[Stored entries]
____
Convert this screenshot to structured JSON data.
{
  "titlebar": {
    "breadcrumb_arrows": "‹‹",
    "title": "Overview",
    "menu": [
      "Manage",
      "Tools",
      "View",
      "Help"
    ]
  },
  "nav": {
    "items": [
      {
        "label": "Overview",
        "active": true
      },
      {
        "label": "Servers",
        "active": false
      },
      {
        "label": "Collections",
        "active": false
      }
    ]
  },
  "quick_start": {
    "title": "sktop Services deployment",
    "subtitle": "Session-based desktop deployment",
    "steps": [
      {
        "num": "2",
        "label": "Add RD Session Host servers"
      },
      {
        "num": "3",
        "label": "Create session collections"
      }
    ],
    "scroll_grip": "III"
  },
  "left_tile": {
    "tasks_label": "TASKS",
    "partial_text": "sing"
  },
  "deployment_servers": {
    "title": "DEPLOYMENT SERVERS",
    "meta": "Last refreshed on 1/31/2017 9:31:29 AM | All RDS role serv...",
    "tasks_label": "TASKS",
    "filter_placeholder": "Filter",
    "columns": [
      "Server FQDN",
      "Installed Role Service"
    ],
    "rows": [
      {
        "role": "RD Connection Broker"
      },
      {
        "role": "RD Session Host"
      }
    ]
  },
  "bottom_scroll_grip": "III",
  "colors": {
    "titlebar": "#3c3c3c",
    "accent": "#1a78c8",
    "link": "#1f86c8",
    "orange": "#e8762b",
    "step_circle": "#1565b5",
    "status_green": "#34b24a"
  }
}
____
In the records above, find each line that holds the word "Host"; copy all such lines.

■ **Exercise output**
        "label": "Add RD Session Host servers"
        "role": "RD Session Host"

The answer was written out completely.